Decide whether each statement below agrees with the article on anaerobic digestion of municipal solid waste in Europe, answering yes or no and quoting the deciding words from the article: 1. By the end of 2010, installed capacity is expected to reach about 6 million tons per year across 200 plants in 17 European countries. 2. Many digesters running on biowaste or MSW were installed in the early years. 3. To be counted in the inventory, a plant needed a minimum capacity of 5,000 tons per year.

#### DOCUMENT SEGMENT:
__________________________________________________
February 23, 2010 | General

Anaerobic Digestion Of MSW In Europe

BioCycle Advancing Composting, Organics Recycling and Renewable EnergyBioCycle February 2010, Vol. 51, No. 2, p. 24
By the end of 2010, expected installed anaerobic digestion capacity to treat mixed municipal solid waste and source separated biowaste will be about 6 million tons/year divided over 200 plants in 17 European countries.
Luc De Baere and Bruno Mattheeuws

SINCE the introduction of anaerobic digestion (AD) of municipal solid waste and biowaste (separated organics) in the beginning of the 1990s, adoption of the technology in Europe has been increasing. In the early years, only a handful of digesters running on biowaste or MSW were installed. Now, almost 200 of these digesters will be operating in Europe by the end of 2010. An inventory of the existing, contracted plants and plants under construction was conducted to provide an overview of the state of the technology in 2010.
Anaerobic digestion facility, Tenneville, Belgium
The following criteria were taken into account for the inventory:
At least 10 percent of organic solid waste from household origin needs to be treated in the plant, with a minimum capacity of 3,000 tons/year.
__________________________________________________
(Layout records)
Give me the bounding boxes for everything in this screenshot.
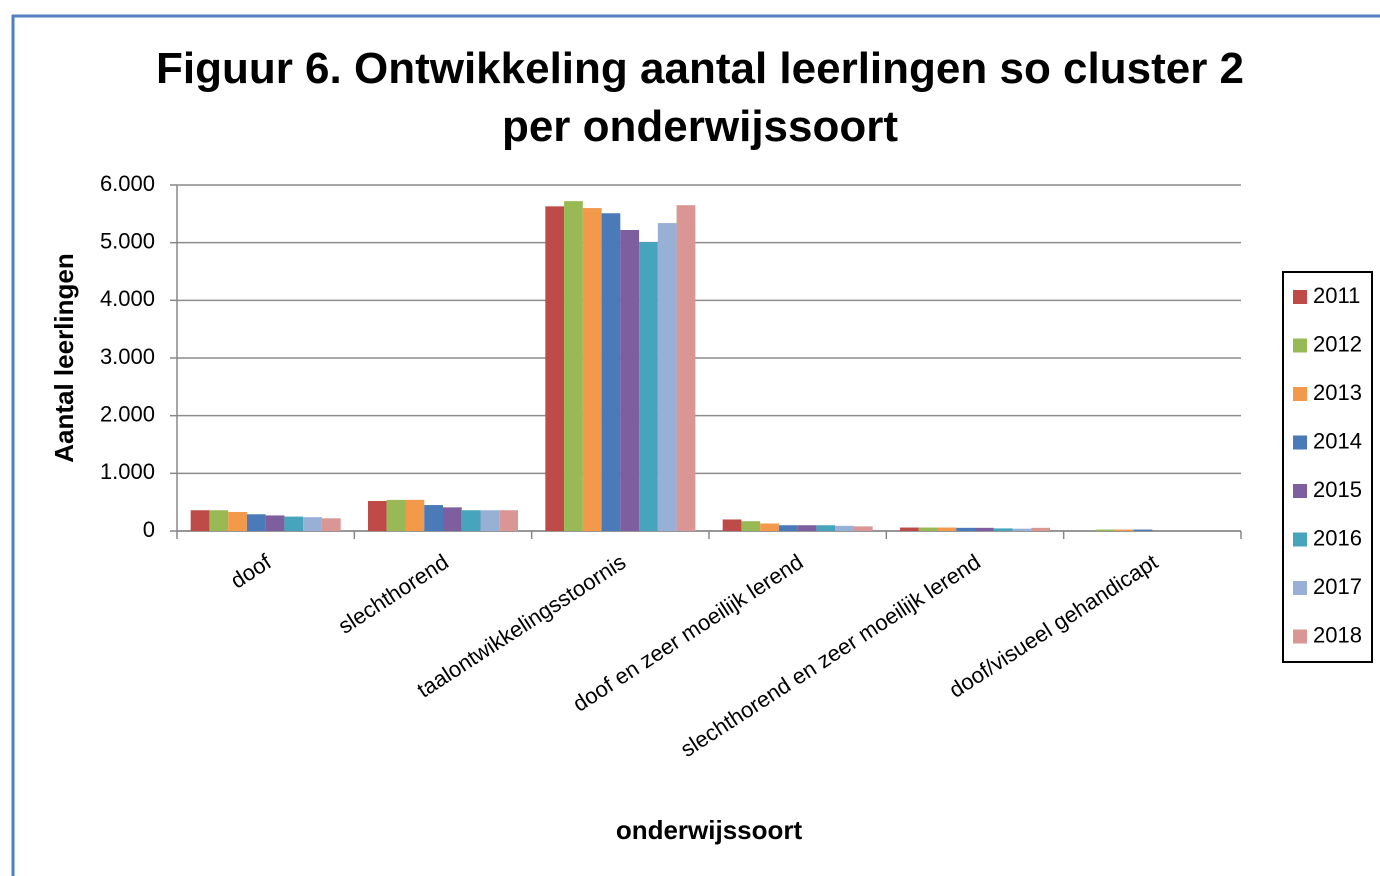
legend-swatch xyxy=(1293,629,1307,644)
bar xyxy=(368,501,387,531)
bar xyxy=(284,516,304,531)
y-axis-title: Aantal leerlingen xyxy=(49,253,79,463)
legend-label: 2018 xyxy=(1313,622,1362,647)
bar xyxy=(853,526,873,531)
bar xyxy=(1114,529,1134,531)
legend-swatch xyxy=(1293,581,1307,595)
bar xyxy=(228,511,247,531)
bar xyxy=(956,527,975,531)
x-tick-label: doof xyxy=(226,549,276,594)
bar xyxy=(190,510,210,531)
legend-swatch xyxy=(1293,290,1307,304)
bar xyxy=(386,499,406,531)
bar xyxy=(816,525,836,531)
bar xyxy=(993,528,1013,531)
y-tick-label: 6.000 xyxy=(100,171,155,196)
legend-swatch xyxy=(1293,532,1307,547)
bar xyxy=(564,201,583,531)
bar xyxy=(461,510,481,531)
y-tick-label: 2.000 xyxy=(100,401,155,426)
bar xyxy=(900,527,919,531)
bar xyxy=(265,515,285,531)
bar xyxy=(835,525,854,531)
bar xyxy=(405,499,425,531)
y-tick-label: 4.000 xyxy=(100,286,155,311)
bar xyxy=(778,525,798,531)
bar xyxy=(480,510,500,531)
bar xyxy=(1096,529,1115,531)
bar xyxy=(246,514,266,531)
legend-swatch xyxy=(1293,484,1307,498)
y-tick-label: 5.000 xyxy=(100,228,155,253)
x-tick-label: slechthorend xyxy=(334,549,453,639)
bar xyxy=(443,507,462,531)
bar xyxy=(797,525,817,531)
x-tick-label: slechthorend en zeer moeilijk lerend xyxy=(676,549,985,762)
bar xyxy=(975,527,994,531)
bar xyxy=(657,223,677,531)
bar xyxy=(303,517,322,531)
bar xyxy=(321,518,341,531)
bar xyxy=(601,213,621,532)
legend-label: 2017 xyxy=(1313,574,1362,599)
bar xyxy=(741,521,761,531)
legend-box xyxy=(1282,271,1373,663)
legend-label: 2013 xyxy=(1313,380,1362,405)
legend-label: 2015 xyxy=(1313,477,1362,502)
bar xyxy=(722,519,742,531)
bar xyxy=(582,208,602,532)
bar xyxy=(620,229,640,532)
bar xyxy=(1012,528,1032,531)
bar xyxy=(639,242,658,531)
legend-label: 2011 xyxy=(1313,283,1360,308)
bar xyxy=(676,205,696,531)
x-axis-title: onderwijssoort xyxy=(616,815,803,845)
legend-swatch xyxy=(1293,435,1307,450)
legend-label: 2016 xyxy=(1313,525,1362,550)
legend-label: 2012 xyxy=(1313,331,1362,356)
chart-title: Figuur 6. Ontwikkeling aantal leerlingen… xyxy=(155,44,1245,151)
y-tick-label: 3.000 xyxy=(100,344,155,369)
y-tick-label: 1.000 xyxy=(100,459,155,484)
legend-swatch xyxy=(1293,338,1307,353)
legend-swatch xyxy=(1293,387,1307,401)
y-tick-label: 0 xyxy=(143,517,155,542)
bar xyxy=(937,527,957,531)
bar xyxy=(918,527,938,531)
bar xyxy=(1031,527,1050,531)
bar xyxy=(1133,529,1153,531)
bar xyxy=(209,510,229,531)
bar xyxy=(545,206,565,531)
bar xyxy=(424,505,443,531)
bar xyxy=(499,510,518,531)
legend-label: 2014 xyxy=(1313,428,1362,453)
bar xyxy=(760,523,779,531)
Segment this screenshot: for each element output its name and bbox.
__________________________________________________
#### PROBLEM SOLUTION:
1. Yes: "about 6 million tons/year divided over 200 plants in 17 European countries"
2. No: "In the early years, only a handful of digesters running on biowaste or MSW were installed."
3. No: "with a minimum capacity of 3,000 tons/year"